Items listed in a dataset

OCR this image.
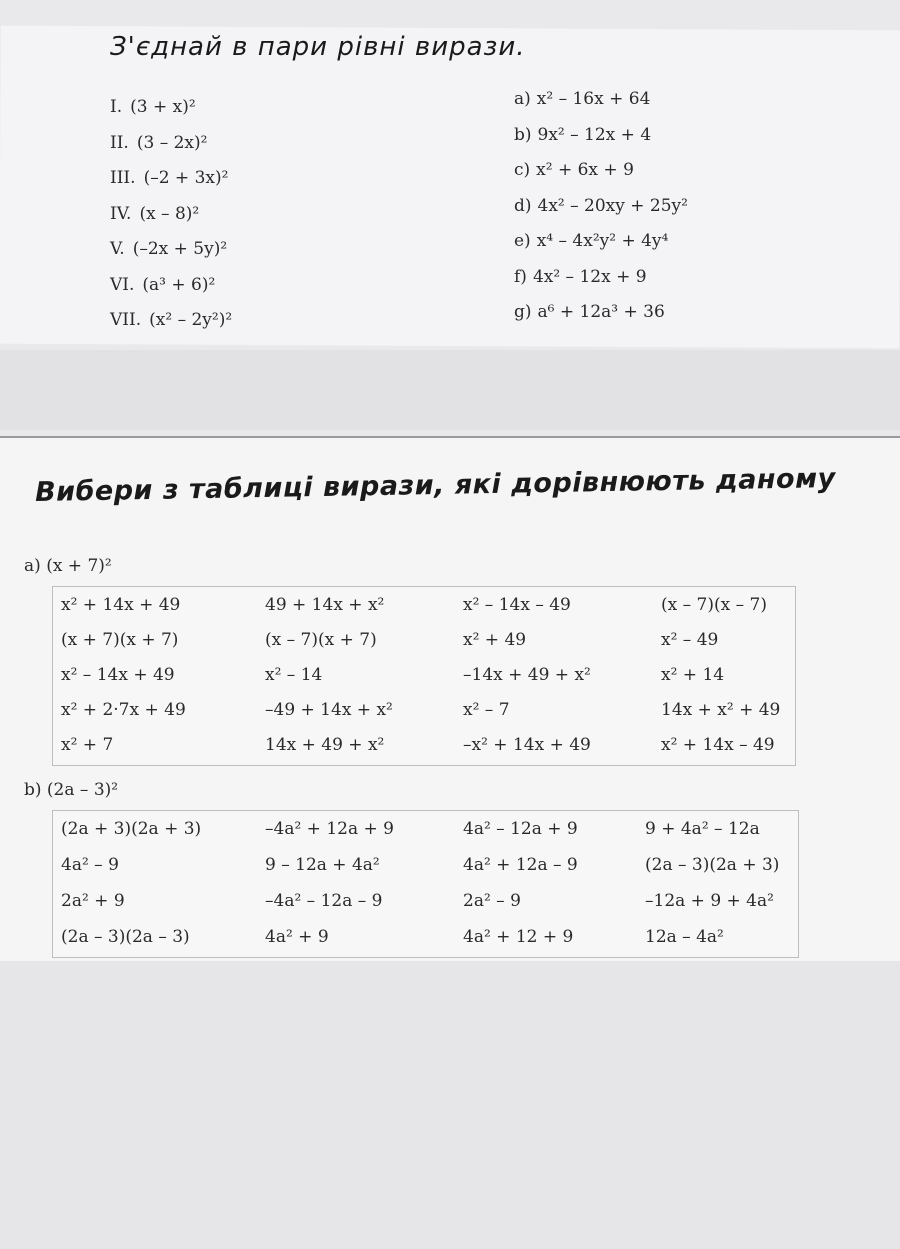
З'єднай в пари рівні вирази.
I. (3 + x)²
II. (3 – 2x)²
III. (–2 + 3x)²
IV. (x – 8)²
V. (–2x + 5y)²
VI. (a³ + 6)²
VII. (x² – 2y²)²
a) x² – 16x + 64
b) 9x² – 12x + 4
c) x² + 6x + 9
d) 4x² – 20xy + 25y²
e) x⁴ – 4x²y² + 4y⁴
f) 4x² – 12x + 9
g) a⁶ + 12a³ + 36
Вибери з таблиці вирази, які дорівнюють даному
a) (x + 7)²
x² + 14x + 49	49 + 14x + x²	x² – 14x – 49	(x – 7)(x – 7)
(x + 7)(x + 7)	(x – 7)(x + 7)	x² + 49	x² – 49
x² – 14x + 49	x² – 14	–14x + 49 + x²	x² + 14
x² + 2·7x + 49	–49 + 14x + x²	x² – 7	14x + x² + 49
x² + 7	14x + 49 + x²	–x² + 14x + 49	x² + 14x – 49
b) (2a – 3)²
(2a + 3)(2a + 3)	–4a² + 12a + 9	4a² – 12a + 9	9 + 4a² – 12a
4a² – 9	9 – 12a + 4a²	4a² + 12a – 9	(2a – 3)(2a + 3)
2a² + 9	–4a² – 12a – 9	2a² – 9	–12a + 9 + 4a²
(2a – 3)(2a – 3)	4a² + 9	4a² + 12 + 9	12a – 4a²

*WHAT TO DO*: Go back to the records above and write them out exactly, without the pictures.

*WORKED ANSWER*:
OCR this image.
З'єднай в пари рівні вирази.
I. (3 + x)²
II. (3 – 2x)²
III. (–2 + 3x)²
IV. (x – 8)²
V. (–2x + 5y)²
VI. (a³ + 6)²
VII. (x² – 2y²)²
a) x² – 16x + 64
b) 9x² – 12x + 4
c) x² + 6x + 9
d) 4x² – 20xy + 25y²
e) x⁴ – 4x²y² + 4y⁴
f) 4x² – 12x + 9
g) a⁶ + 12a³ + 36
Вибери з таблиці вирази, які дорівнюють даному
a) (x + 7)²
x² + 14x + 49	49 + 14x + x²	x² – 14x – 49	(x – 7)(x – 7)
(x + 7)(x + 7)	(x – 7)(x + 7)	x² + 49	x² – 49
x² – 14x + 49	x² – 14	–14x + 49 + x²	x² + 14
x² + 2·7x + 49	–49 + 14x + x²	x² – 7	14x + x² + 49
x² + 7	14x + 49 + x²	–x² + 14x + 49	x² + 14x – 49
b) (2a – 3)²
(2a + 3)(2a + 3)	–4a² + 12a + 9	4a² – 12a + 9	9 + 4a² – 12a
4a² – 9	9 – 12a + 4a²	4a² + 12a – 9	(2a – 3)(2a + 3)
2a² + 9	–4a² – 12a – 9	2a² – 9	–12a + 9 + 4a²
(2a – 3)(2a – 3)	4a² + 9	4a² + 12 + 9	12a – 4a²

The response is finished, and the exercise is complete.